::: Excerpted data :::

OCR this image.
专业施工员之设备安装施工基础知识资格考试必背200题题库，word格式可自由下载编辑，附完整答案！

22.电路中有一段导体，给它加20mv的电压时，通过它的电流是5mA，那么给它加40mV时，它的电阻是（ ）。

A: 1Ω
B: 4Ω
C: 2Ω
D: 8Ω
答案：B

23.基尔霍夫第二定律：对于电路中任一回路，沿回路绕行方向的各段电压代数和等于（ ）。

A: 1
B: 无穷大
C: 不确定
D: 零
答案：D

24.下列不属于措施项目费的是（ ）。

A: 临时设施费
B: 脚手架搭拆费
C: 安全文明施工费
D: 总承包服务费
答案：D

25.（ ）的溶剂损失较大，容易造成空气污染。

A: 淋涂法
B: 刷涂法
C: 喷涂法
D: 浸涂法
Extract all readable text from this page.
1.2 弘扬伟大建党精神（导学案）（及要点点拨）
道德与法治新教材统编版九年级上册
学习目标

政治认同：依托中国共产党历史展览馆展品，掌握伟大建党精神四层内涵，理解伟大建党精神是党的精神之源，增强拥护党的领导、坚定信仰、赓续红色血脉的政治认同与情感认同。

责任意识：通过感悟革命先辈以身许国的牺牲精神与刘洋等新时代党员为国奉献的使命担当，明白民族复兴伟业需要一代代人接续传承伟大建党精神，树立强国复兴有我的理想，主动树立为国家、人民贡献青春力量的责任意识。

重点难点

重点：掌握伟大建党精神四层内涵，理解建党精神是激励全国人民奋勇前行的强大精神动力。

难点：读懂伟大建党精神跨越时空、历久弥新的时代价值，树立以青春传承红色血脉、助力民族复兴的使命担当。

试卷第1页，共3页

:::

## Task
Out of the records, collect only those lines that contain the string "this".

## Written solution
OCR this image.
Extract all readable text from this page.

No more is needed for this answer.